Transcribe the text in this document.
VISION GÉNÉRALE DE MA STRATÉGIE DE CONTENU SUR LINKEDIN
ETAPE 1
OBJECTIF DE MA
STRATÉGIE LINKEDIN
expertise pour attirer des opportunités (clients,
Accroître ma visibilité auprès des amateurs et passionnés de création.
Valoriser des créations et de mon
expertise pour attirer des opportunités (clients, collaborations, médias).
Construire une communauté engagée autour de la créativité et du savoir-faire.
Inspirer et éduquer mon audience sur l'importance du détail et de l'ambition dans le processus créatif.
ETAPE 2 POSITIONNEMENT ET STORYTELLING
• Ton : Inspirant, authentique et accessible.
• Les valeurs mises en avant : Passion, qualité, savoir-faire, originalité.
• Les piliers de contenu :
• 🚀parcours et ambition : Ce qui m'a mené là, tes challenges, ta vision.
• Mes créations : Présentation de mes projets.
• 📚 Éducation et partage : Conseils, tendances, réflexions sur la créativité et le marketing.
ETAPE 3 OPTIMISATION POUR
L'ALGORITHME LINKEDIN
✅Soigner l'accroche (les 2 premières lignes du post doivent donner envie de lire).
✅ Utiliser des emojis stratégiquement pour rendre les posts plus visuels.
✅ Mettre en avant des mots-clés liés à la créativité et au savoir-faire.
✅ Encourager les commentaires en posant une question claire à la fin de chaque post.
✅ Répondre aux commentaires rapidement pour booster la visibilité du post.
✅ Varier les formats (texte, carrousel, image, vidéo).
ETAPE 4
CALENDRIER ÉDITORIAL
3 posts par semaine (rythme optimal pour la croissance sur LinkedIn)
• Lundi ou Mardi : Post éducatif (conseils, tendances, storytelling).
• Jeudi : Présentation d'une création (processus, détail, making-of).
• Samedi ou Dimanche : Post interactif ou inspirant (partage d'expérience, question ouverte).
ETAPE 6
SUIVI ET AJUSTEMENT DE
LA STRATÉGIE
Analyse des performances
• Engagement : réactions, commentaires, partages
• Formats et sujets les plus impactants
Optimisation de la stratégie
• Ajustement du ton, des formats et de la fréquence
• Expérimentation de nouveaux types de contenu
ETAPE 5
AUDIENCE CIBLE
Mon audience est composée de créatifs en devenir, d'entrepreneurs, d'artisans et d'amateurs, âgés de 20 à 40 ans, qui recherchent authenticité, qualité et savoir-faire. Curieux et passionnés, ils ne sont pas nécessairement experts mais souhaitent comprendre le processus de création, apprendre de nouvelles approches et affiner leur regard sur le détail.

What you will do :: Print out every record again, exactly and in full.

Task result ::
Transcribe the text in this document.
VISION GÉNÉRALE DE MA STRATÉGIE DE CONTENU SUR LINKEDIN
ETAPE 1
OBJECTIF DE MA
STRATÉGIE LINKEDIN
expertise pour attirer des opportunités (clients,
Accroître ma visibilité auprès des amateurs et passionnés de création.
Valoriser des créations et de mon
expertise pour attirer des opportunités (clients, collaborations, médias).
Construire une communauté engagée autour de la créativité et du savoir-faire.
Inspirer et éduquer mon audience sur l'importance du détail et de l'ambition dans le processus créatif.
ETAPE 2 POSITIONNEMENT ET STORYTELLING
• Ton : Inspirant, authentique et accessible.
• Les valeurs mises en avant : Passion, qualité, savoir-faire, originalité.
• Les piliers de contenu :
• 🚀parcours et ambition : Ce qui m'a mené là, tes challenges, ta vision.
• Mes créations : Présentation de mes projets.
• 📚 Éducation et partage : Conseils, tendances, réflexions sur la créativité et le marketing.
ETAPE 3 OPTIMISATION POUR
L'ALGORITHME LINKEDIN
✅Soigner l'accroche (les 2 premières lignes du post doivent donner envie de lire).
✅ Utiliser des emojis stratégiquement pour rendre les posts plus visuels.
✅ Mettre en avant des mots-clés liés à la créativité et au savoir-faire.
✅ Encourager les commentaires en posant une question claire à la fin de chaque post.
✅ Répondre aux commentaires rapidement pour booster la visibilité du post.
✅ Varier les formats (texte, carrousel, image, vidéo).
ETAPE 4
CALENDRIER ÉDITORIAL
3 posts par semaine (rythme optimal pour la croissance sur LinkedIn)
• Lundi ou Mardi : Post éducatif (conseils, tendances, storytelling).
• Jeudi : Présentation d'une création (processus, détail, making-of).
• Samedi ou Dimanche : Post interactif ou inspirant (partage d'expérience, question ouverte).
ETAPE 6
SUIVI ET AJUSTEMENT DE
LA STRATÉGIE
Analyse des performances
• Engagement : réactions, commentaires, partages
• Formats et sujets les plus impactants
Optimisation de la stratégie
• Ajustement du ton, des formats et de la fréquence
• Expérimentation de nouveaux types de contenu
ETAPE 5
AUDIENCE CIBLE
Mon audience est composée de créatifs en devenir, d'entrepreneurs, d'artisans et d'amateurs, âgés de 20 à 40 ans, qui recherchent authenticité, qualité et savoir-faire. Curieux et passionnés, ils ne sont pas nécessairement experts mais souhaitent comprendre le processus de création, apprendre de nouvelles approches et affiner leur regard sur le détail.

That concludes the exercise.